Excerpt from a dataset »
* * *
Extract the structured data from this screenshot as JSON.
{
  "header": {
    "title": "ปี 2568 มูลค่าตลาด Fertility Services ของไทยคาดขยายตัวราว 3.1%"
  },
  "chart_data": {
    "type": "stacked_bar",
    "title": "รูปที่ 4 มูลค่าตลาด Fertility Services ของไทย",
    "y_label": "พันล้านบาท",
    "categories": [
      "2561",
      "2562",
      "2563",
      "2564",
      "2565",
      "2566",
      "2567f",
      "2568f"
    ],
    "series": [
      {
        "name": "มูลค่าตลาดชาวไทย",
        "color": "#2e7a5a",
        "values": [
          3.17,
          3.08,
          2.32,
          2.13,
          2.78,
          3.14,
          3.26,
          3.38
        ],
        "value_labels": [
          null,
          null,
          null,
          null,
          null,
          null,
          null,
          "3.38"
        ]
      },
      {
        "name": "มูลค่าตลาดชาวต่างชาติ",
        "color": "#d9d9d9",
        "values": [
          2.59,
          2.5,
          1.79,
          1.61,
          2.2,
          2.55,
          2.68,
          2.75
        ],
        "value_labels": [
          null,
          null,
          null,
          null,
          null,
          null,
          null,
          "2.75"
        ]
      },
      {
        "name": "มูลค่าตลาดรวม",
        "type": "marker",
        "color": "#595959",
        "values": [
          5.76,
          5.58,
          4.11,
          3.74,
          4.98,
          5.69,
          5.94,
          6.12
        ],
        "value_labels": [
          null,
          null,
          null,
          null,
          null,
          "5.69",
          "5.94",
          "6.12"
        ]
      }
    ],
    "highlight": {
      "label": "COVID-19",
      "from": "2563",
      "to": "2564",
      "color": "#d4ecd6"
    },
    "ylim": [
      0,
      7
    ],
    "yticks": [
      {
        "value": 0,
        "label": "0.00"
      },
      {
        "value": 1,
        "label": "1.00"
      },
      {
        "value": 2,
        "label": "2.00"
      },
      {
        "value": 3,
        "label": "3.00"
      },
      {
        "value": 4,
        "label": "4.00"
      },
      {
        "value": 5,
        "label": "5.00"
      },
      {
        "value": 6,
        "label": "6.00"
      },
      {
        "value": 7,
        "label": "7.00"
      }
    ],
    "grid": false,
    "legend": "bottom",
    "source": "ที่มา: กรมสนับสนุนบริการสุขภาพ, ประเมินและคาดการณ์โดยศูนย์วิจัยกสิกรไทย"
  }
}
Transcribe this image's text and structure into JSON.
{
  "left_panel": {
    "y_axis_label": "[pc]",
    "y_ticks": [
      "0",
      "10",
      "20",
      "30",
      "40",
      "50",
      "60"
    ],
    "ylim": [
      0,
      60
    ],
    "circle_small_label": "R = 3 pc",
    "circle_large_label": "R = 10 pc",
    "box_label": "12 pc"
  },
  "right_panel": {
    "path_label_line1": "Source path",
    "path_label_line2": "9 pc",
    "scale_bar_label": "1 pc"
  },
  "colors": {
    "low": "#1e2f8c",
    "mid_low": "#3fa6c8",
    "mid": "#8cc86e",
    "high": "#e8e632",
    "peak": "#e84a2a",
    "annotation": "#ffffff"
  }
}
* * *
Your instructions »
Recopy the entries above exactly, with every line included.

Solved exercise »
Extract the structured data from this screenshot as JSON.
{
  "header": {
    "title": "ปี 2568 มูลค่าตลาด Fertility Services ของไทยคาดขยายตัวราว 3.1%"
  },
  "chart_data": {
    "type": "stacked_bar",
    "title": "รูปที่ 4 มูลค่าตลาด Fertility Services ของไทย",
    "y_label": "พันล้านบาท",
    "categories": [
      "2561",
      "2562",
      "2563",
      "2564",
      "2565",
      "2566",
      "2567f",
      "2568f"
    ],
    "series": [
      {
        "name": "มูลค่าตลาดชาวไทย",
        "color": "#2e7a5a",
        "values": [
          3.17,
          3.08,
          2.32,
          2.13,
          2.78,
          3.14,
          3.26,
          3.38
        ],
        "value_labels": [
          null,
          null,
          null,
          null,
          null,
          null,
          null,
          "3.38"
        ]
      },
      {
        "name": "มูลค่าตลาดชาวต่างชาติ",
        "color": "#d9d9d9",
        "values": [
          2.59,
          2.5,
          1.79,
          1.61,
          2.2,
          2.55,
          2.68,
          2.75
        ],
        "value_labels": [
          null,
          null,
          null,
          null,
          null,
          null,
          null,
          "2.75"
        ]
      },
      {
        "name": "มูลค่าตลาดรวม",
        "type": "marker",
        "color": "#595959",
        "values": [
          5.76,
          5.58,
          4.11,
          3.74,
          4.98,
          5.69,
          5.94,
          6.12
        ],
        "value_labels": [
          null,
          null,
          null,
          null,
          null,
          "5.69",
          "5.94",
          "6.12"
        ]
      }
    ],
    "highlight": {
      "label": "COVID-19",
      "from": "2563",
      "to": "2564",
      "color": "#d4ecd6"
    },
    "ylim": [
      0,
      7
    ],
    "yticks": [
      {
        "value": 0,
        "label": "0.00"
      },
      {
        "value": 1,
        "label": "1.00"
      },
      {
        "value": 2,
        "label": "2.00"
      },
      {
        "value": 3,
        "label": "3.00"
      },
      {
        "value": 4,
        "label": "4.00"
      },
      {
        "value": 5,
        "label": "5.00"
      },
      {
        "value": 6,
        "label": "6.00"
      },
      {
        "value": 7,
        "label": "7.00"
      }
    ],
    "grid": false,
    "legend": "bottom",
    "source": "ที่มา: กรมสนับสนุนบริการสุขภาพ, ประเมินและคาดการณ์โดยศูนย์วิจัยกสิกรไทย"
  }
}
Transcribe this image's text and structure into JSON.
{
  "left_panel": {
    "y_axis_label": "[pc]",
    "y_ticks": [
      "0",
      "10",
      "20",
      "30",
      "40",
      "50",
      "60"
    ],
    "ylim": [
      0,
      60
    ],
    "circle_small_label": "R = 3 pc",
    "circle_large_label": "R = 10 pc",
    "box_label": "12 pc"
  },
  "right_panel": {
    "path_label_line1": "Source path",
    "path_label_line2": "9 pc",
    "scale_bar_label": "1 pc"
  },
  "colors": {
    "low": "#1e2f8c",
    "mid_low": "#3fa6c8",
    "mid": "#8cc86e",
    "high": "#e8e632",
    "peak": "#e84a2a",
    "annotation": "#ffffff"
  }
}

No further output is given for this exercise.